• [Entries]

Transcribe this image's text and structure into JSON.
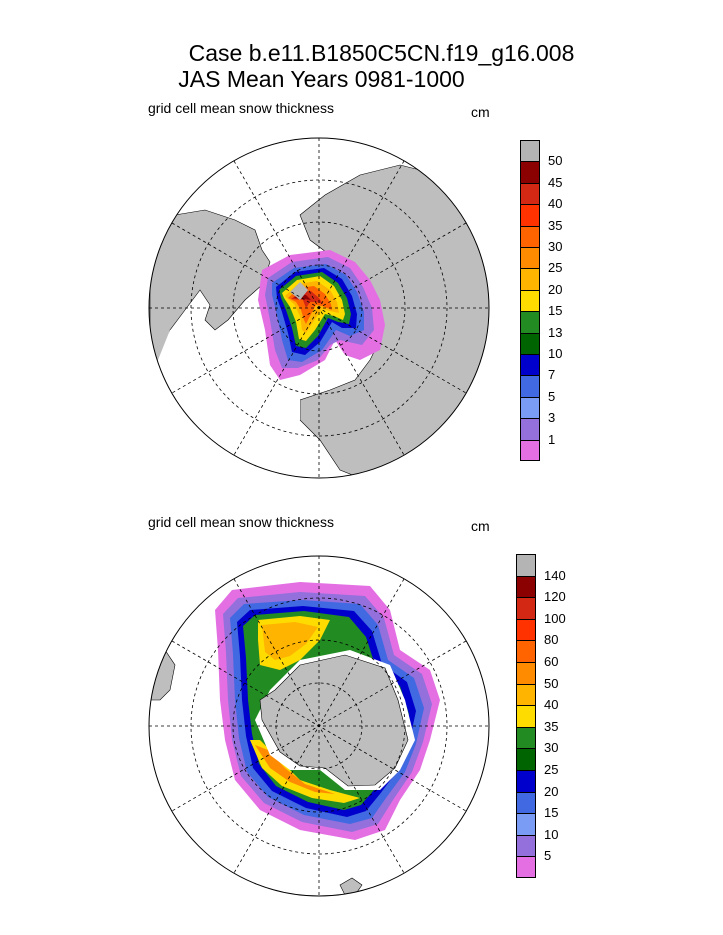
{
  "title": {
    "line1": "Case b.e11.B1850C5CN.f19_g16.008",
    "line2": "JAS Mean    Years 0981-1000"
  },
  "panels": [
    {
      "name": "north",
      "label": "grid cell mean snow thickness",
      "units": "cm",
      "hemisphere": "Northern",
      "colorbar": {
        "levels": [
          "50",
          "45",
          "40",
          "35",
          "30",
          "25",
          "20",
          "15",
          "13",
          "10",
          "7",
          "5",
          "3",
          "1"
        ],
        "colors": [
          "#b4b4b4",
          "#8b0000",
          "#d22814",
          "#ff3200",
          "#ff6400",
          "#ff8c00",
          "#ffb400",
          "#ffdc00",
          "#228b22",
          "#006400",
          "#0000cd",
          "#4169e1",
          "#7b9cf5",
          "#9370db",
          "#e36fe3"
        ]
      }
    },
    {
      "name": "south",
      "label": "grid cell mean snow thickness",
      "units": "cm",
      "hemisphere": "Southern",
      "colorbar": {
        "levels": [
          "140",
          "120",
          "100",
          "80",
          "60",
          "50",
          "40",
          "35",
          "30",
          "25",
          "20",
          "15",
          "10",
          "5"
        ],
        "colors": [
          "#b4b4b4",
          "#8b0000",
          "#d22814",
          "#ff3200",
          "#ff6400",
          "#ff8c00",
          "#ffb400",
          "#ffdc00",
          "#228b22",
          "#006400",
          "#0000cd",
          "#4169e1",
          "#7b9cf5",
          "#9370db",
          "#e36fe3"
        ]
      }
    }
  ]
}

• [Set problem] Retype everything in the material word for word, minus pictures.

• [Expected output]
Transcribe this image's text and structure into JSON.
{
  "title": {
    "line1": "Case b.e11.B1850C5CN.f19_g16.008",
    "line2": "JAS Mean    Years 0981-1000"
  },
  "panels": [
    {
      "name": "north",
      "label": "grid cell mean snow thickness",
      "units": "cm",
      "hemisphere": "Northern",
      "colorbar": {
        "levels": [
          "50",
          "45",
          "40",
          "35",
          "30",
          "25",
          "20",
          "15",
          "13",
          "10",
          "7",
          "5",
          "3",
          "1"
        ],
        "colors": [
          "#b4b4b4",
          "#8b0000",
          "#d22814",
          "#ff3200",
          "#ff6400",
          "#ff8c00",
          "#ffb400",
          "#ffdc00",
          "#228b22",
          "#006400",
          "#0000cd",
          "#4169e1",
          "#7b9cf5",
          "#9370db",
          "#e36fe3"
        ]
      }
    },
    {
      "name": "south",
      "label": "grid cell mean snow thickness",
      "units": "cm",
      "hemisphere": "Southern",
      "colorbar": {
        "levels": [
          "140",
          "120",
          "100",
          "80",
          "60",
          "50",
          "40",
          "35",
          "30",
          "25",
          "20",
          "15",
          "10",
          "5"
        ],
        "colors": [
          "#b4b4b4",
          "#8b0000",
          "#d22814",
          "#ff3200",
          "#ff6400",
          "#ff8c00",
          "#ffb400",
          "#ffdc00",
          "#228b22",
          "#006400",
          "#0000cd",
          "#4169e1",
          "#7b9cf5",
          "#9370db",
          "#e36fe3"
        ]
      }
    }
  ]
}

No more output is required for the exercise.